(Items listed in a dataset)
----------

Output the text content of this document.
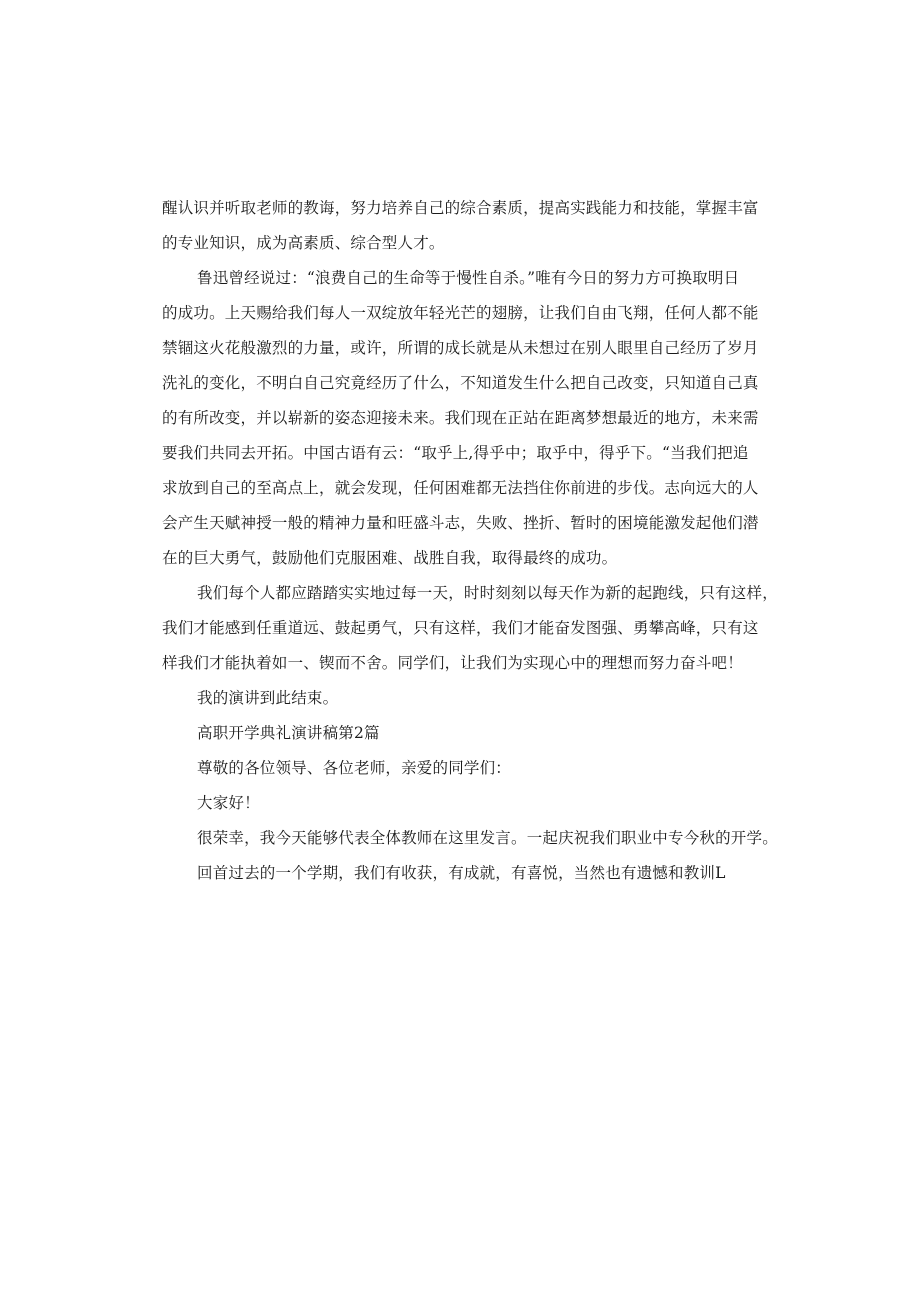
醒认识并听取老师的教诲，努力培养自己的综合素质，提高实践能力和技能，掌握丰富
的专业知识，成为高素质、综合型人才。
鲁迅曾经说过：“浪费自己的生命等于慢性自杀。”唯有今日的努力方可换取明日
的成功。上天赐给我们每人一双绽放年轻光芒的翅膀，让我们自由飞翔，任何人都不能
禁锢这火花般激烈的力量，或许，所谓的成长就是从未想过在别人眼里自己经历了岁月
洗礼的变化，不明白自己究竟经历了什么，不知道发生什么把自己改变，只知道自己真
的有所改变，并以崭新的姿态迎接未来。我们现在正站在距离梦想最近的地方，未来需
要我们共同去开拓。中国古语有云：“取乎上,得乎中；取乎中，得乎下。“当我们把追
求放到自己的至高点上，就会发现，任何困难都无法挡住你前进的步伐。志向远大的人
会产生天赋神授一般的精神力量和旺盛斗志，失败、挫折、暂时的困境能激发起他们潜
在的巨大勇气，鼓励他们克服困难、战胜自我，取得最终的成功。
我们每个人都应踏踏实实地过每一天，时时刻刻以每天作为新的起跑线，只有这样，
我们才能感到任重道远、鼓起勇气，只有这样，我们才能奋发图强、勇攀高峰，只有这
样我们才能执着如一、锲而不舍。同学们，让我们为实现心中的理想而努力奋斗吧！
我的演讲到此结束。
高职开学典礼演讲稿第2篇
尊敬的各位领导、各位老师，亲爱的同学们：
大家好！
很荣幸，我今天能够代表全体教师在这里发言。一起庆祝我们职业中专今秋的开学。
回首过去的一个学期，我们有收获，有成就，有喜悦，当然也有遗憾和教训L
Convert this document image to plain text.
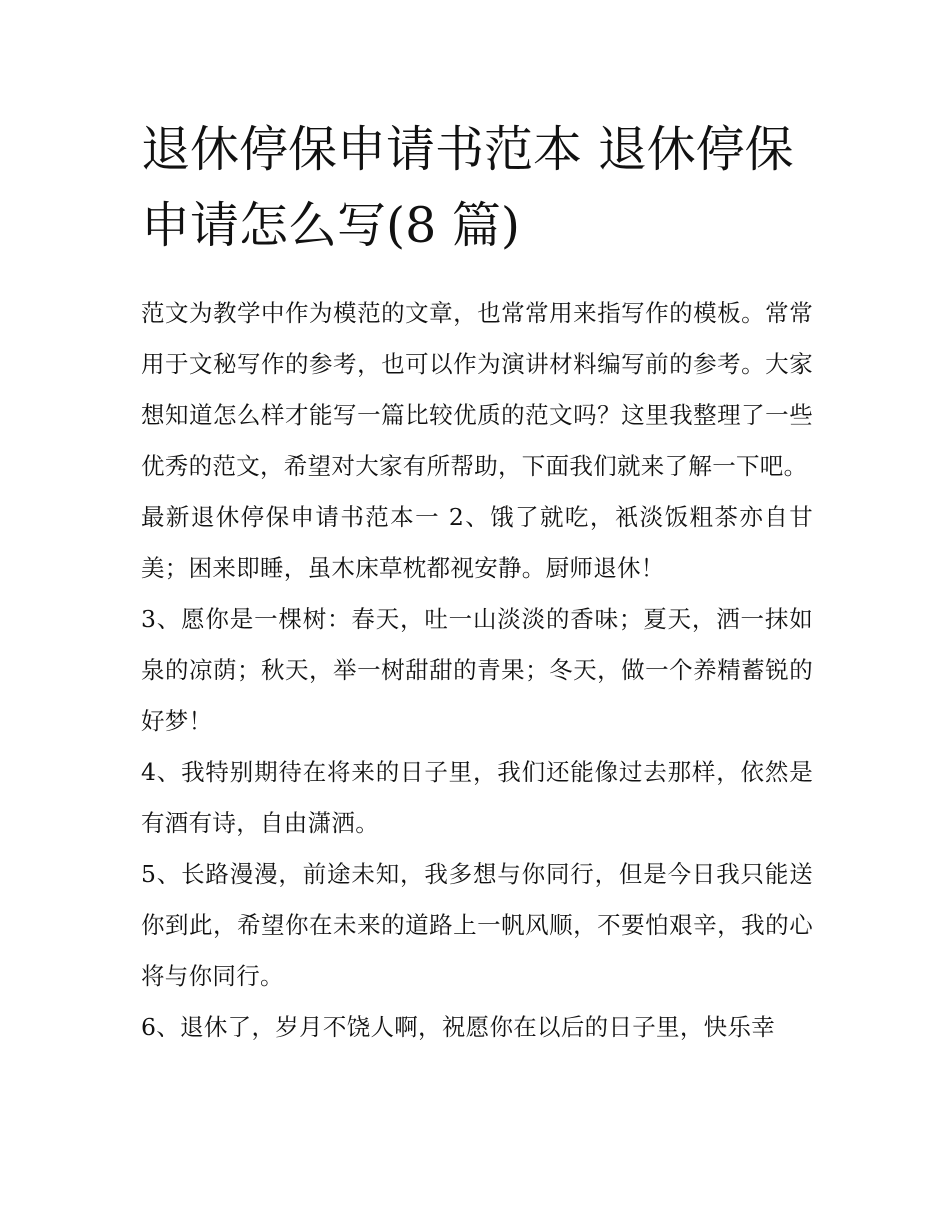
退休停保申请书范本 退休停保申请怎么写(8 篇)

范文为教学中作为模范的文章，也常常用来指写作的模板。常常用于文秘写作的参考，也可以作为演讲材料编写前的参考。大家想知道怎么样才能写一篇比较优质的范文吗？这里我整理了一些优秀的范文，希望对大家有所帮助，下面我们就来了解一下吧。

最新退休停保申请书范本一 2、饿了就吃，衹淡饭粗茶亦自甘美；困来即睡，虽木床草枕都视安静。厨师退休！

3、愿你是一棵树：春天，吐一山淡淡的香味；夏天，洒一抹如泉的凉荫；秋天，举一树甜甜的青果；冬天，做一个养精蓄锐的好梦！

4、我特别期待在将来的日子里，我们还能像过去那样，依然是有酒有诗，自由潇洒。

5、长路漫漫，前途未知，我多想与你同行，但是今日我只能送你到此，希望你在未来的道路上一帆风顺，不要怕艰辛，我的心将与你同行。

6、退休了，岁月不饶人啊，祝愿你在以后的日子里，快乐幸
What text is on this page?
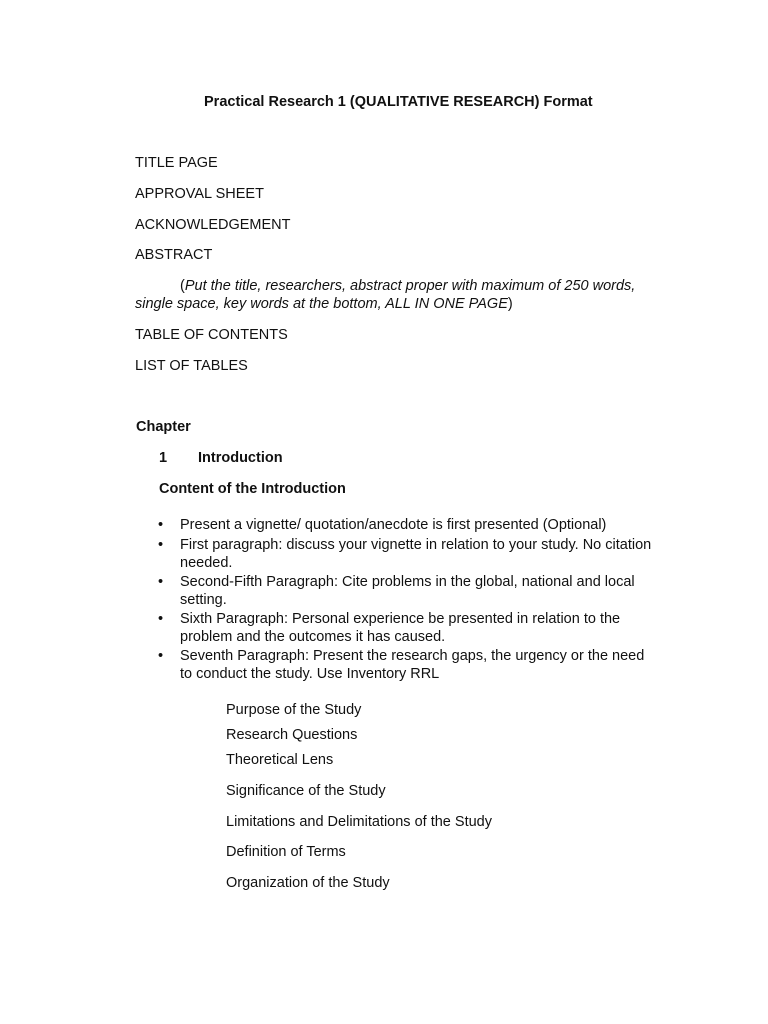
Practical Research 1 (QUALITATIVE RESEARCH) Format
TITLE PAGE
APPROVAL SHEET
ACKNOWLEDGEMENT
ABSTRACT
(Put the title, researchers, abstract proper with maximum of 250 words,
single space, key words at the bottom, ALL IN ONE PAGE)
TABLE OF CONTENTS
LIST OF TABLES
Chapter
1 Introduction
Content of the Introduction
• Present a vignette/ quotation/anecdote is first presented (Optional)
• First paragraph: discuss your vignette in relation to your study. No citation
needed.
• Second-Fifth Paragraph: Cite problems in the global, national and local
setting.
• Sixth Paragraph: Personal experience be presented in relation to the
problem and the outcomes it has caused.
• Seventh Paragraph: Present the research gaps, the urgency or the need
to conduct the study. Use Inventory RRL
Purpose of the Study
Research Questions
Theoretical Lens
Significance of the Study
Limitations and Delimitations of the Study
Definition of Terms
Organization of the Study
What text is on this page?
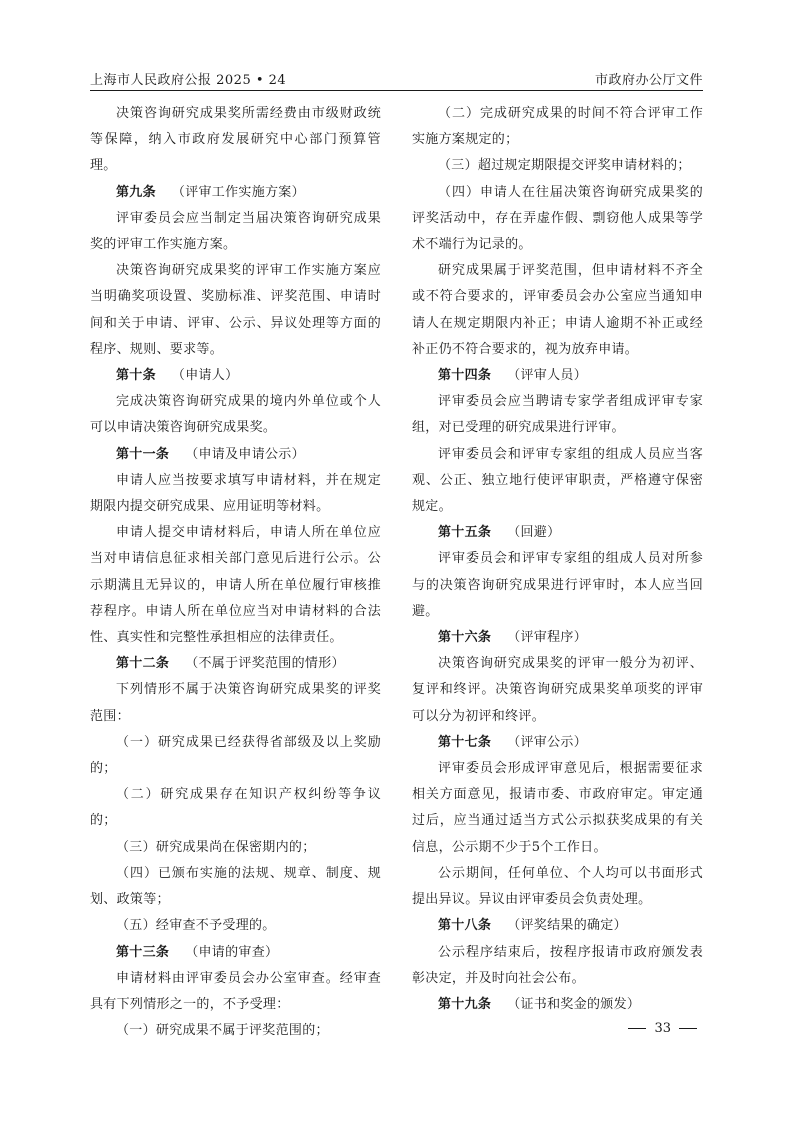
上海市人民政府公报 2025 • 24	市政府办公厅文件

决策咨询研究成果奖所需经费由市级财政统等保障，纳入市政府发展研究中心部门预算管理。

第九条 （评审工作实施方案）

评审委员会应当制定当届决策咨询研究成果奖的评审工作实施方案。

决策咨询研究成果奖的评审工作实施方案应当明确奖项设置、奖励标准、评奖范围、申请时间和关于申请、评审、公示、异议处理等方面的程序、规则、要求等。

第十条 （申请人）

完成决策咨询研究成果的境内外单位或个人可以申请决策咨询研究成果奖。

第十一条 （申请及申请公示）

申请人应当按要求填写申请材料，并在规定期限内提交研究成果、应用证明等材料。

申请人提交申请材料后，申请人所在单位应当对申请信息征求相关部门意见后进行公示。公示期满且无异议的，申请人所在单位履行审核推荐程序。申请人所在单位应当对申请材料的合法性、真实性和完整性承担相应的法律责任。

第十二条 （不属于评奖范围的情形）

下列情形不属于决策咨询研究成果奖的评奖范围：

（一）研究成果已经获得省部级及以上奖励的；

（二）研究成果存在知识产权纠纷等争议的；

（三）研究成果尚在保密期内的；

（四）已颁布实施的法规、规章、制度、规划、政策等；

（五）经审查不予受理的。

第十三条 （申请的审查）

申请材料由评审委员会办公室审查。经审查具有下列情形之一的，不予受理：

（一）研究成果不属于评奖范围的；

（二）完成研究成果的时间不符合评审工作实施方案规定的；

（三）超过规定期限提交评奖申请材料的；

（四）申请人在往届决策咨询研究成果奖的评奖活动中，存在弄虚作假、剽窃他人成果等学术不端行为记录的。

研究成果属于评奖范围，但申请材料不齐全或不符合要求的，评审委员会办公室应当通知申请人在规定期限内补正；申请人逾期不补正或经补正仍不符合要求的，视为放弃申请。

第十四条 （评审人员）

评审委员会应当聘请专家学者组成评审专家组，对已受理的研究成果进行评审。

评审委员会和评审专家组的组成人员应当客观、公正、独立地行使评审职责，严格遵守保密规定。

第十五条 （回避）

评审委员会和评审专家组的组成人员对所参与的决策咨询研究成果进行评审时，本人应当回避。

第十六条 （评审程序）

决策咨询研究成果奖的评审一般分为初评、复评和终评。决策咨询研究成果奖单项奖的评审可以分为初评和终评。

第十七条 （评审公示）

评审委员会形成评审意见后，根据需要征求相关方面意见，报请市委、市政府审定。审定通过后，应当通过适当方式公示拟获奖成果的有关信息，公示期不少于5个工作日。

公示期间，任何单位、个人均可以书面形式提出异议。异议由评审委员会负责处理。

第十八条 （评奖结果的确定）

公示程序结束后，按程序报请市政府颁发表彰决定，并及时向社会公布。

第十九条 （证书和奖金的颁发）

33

----------

- [TASK TO COMPLETE]: Quote the material exactly. Pictures stay out.

- [RESPONSE]:
Output the text content of this document.
醒认识并听取老师的教诲，努力培养自己的综合素质，提高实践能力和技能，掌握丰富
的专业知识，成为高素质、综合型人才。
鲁迅曾经说过：“浪费自己的生命等于慢性自杀。”唯有今日的努力方可换取明日
的成功。上天赐给我们每人一双绽放年轻光芒的翅膀，让我们自由飞翔，任何人都不能
禁锢这火花般激烈的力量，或许，所谓的成长就是从未想过在别人眼里自己经历了岁月
洗礼的变化，不明白自己究竟经历了什么，不知道发生什么把自己改变，只知道自己真
的有所改变，并以崭新的姿态迎接未来。我们现在正站在距离梦想最近的地方，未来需
要我们共同去开拓。中国古语有云：“取乎上,得乎中；取乎中，得乎下。“当我们把追
求放到自己的至高点上，就会发现，任何困难都无法挡住你前进的步伐。志向远大的人
会产生天赋神授一般的精神力量和旺盛斗志，失败、挫折、暂时的困境能激发起他们潜
在的巨大勇气，鼓励他们克服困难、战胜自我，取得最终的成功。
我们每个人都应踏踏实实地过每一天，时时刻刻以每天作为新的起跑线，只有这样，
我们才能感到任重道远、鼓起勇气，只有这样，我们才能奋发图强、勇攀高峰，只有这
样我们才能执着如一、锲而不舍。同学们，让我们为实现心中的理想而努力奋斗吧！
我的演讲到此结束。
高职开学典礼演讲稿第2篇
尊敬的各位领导、各位老师，亲爱的同学们：
大家好！
很荣幸，我今天能够代表全体教师在这里发言。一起庆祝我们职业中专今秋的开学。
回首过去的一个学期，我们有收获，有成就，有喜悦，当然也有遗憾和教训L
Convert this document image to plain text.
退休停保申请书范本 退休停保申请怎么写(8 篇)

范文为教学中作为模范的文章，也常常用来指写作的模板。常常用于文秘写作的参考，也可以作为演讲材料编写前的参考。大家想知道怎么样才能写一篇比较优质的范文吗？这里我整理了一些优秀的范文，希望对大家有所帮助，下面我们就来了解一下吧。

最新退休停保申请书范本一 2、饿了就吃，衹淡饭粗茶亦自甘美；困来即睡，虽木床草枕都视安静。厨师退休！

3、愿你是一棵树：春天，吐一山淡淡的香味；夏天，洒一抹如泉的凉荫；秋天，举一树甜甜的青果；冬天，做一个养精蓄锐的好梦！

4、我特别期待在将来的日子里，我们还能像过去那样，依然是有酒有诗，自由潇洒。

5、长路漫漫，前途未知，我多想与你同行，但是今日我只能送你到此，希望你在未来的道路上一帆风顺，不要怕艰辛，我的心将与你同行。

6、退休了，岁月不饶人啊，祝愿你在以后的日子里，快乐幸
What text is on this page?
Practical Research 1 (QUALITATIVE RESEARCH) Format
TITLE PAGE
APPROVAL SHEET
ACKNOWLEDGEMENT
ABSTRACT
(Put the title, researchers, abstract proper with maximum of 250 words,
single space, key words at the bottom, ALL IN ONE PAGE)
TABLE OF CONTENTS
LIST OF TABLES
Chapter
1 Introduction
Content of the Introduction
• Present a vignette/ quotation/anecdote is first presented (Optional)
• First paragraph: discuss your vignette in relation to your study. No citation
needed.
• Second-Fifth Paragraph: Cite problems in the global, national and local
setting.
• Sixth Paragraph: Personal experience be presented in relation to the
problem and the outcomes it has caused.
• Seventh Paragraph: Present the research gaps, the urgency or the need
to conduct the study. Use Inventory RRL
Purpose of the Study
Research Questions
Theoretical Lens
Significance of the Study
Limitations and Delimitations of the Study
Definition of Terms
Organization of the Study
What text is on this page?
上海市人民政府公报 2025 • 24	市政府办公厅文件

决策咨询研究成果奖所需经费由市级财政统等保障，纳入市政府发展研究中心部门预算管理。

第九条 （评审工作实施方案）

评审委员会应当制定当届决策咨询研究成果奖的评审工作实施方案。

决策咨询研究成果奖的评审工作实施方案应当明确奖项设置、奖励标准、评奖范围、申请时间和关于申请、评审、公示、异议处理等方面的程序、规则、要求等。

第十条 （申请人）

完成决策咨询研究成果的境内外单位或个人可以申请决策咨询研究成果奖。

第十一条 （申请及申请公示）

申请人应当按要求填写申请材料，并在规定期限内提交研究成果、应用证明等材料。

申请人提交申请材料后，申请人所在单位应当对申请信息征求相关部门意见后进行公示。公示期满且无异议的，申请人所在单位履行审核推荐程序。申请人所在单位应当对申请材料的合法性、真实性和完整性承担相应的法律责任。

第十二条 （不属于评奖范围的情形）

下列情形不属于决策咨询研究成果奖的评奖范围：

（一）研究成果已经获得省部级及以上奖励的；

（二）研究成果存在知识产权纠纷等争议的；

（三）研究成果尚在保密期内的；

（四）已颁布实施的法规、规章、制度、规划、政策等；

（五）经审查不予受理的。

第十三条 （申请的审查）

申请材料由评审委员会办公室审查。经审查具有下列情形之一的，不予受理：

（一）研究成果不属于评奖范围的；

（二）完成研究成果的时间不符合评审工作实施方案规定的；

（三）超过规定期限提交评奖申请材料的；

（四）申请人在往届决策咨询研究成果奖的评奖活动中，存在弄虚作假、剽窃他人成果等学术不端行为记录的。

研究成果属于评奖范围，但申请材料不齐全或不符合要求的，评审委员会办公室应当通知申请人在规定期限内补正；申请人逾期不补正或经补正仍不符合要求的，视为放弃申请。

第十四条 （评审人员）

评审委员会应当聘请专家学者组成评审专家组，对已受理的研究成果进行评审。

评审委员会和评审专家组的组成人员应当客观、公正、独立地行使评审职责，严格遵守保密规定。

第十五条 （回避）

评审委员会和评审专家组的组成人员对所参与的决策咨询研究成果进行评审时，本人应当回避。

第十六条 （评审程序）

决策咨询研究成果奖的评审一般分为初评、复评和终评。决策咨询研究成果奖单项奖的评审可以分为初评和终评。

第十七条 （评审公示）

评审委员会形成评审意见后，根据需要征求相关方面意见，报请市委、市政府审定。审定通过后，应当通过适当方式公示拟获奖成果的有关信息，公示期不少于5个工作日。

公示期间，任何单位、个人均可以书面形式提出异议。异议由评审委员会负责处理。

第十八条 （评奖结果的确定）

公示程序结束后，按程序报请市政府颁发表彰决定，并及时向社会公布。

第十九条 （证书和奖金的颁发）

33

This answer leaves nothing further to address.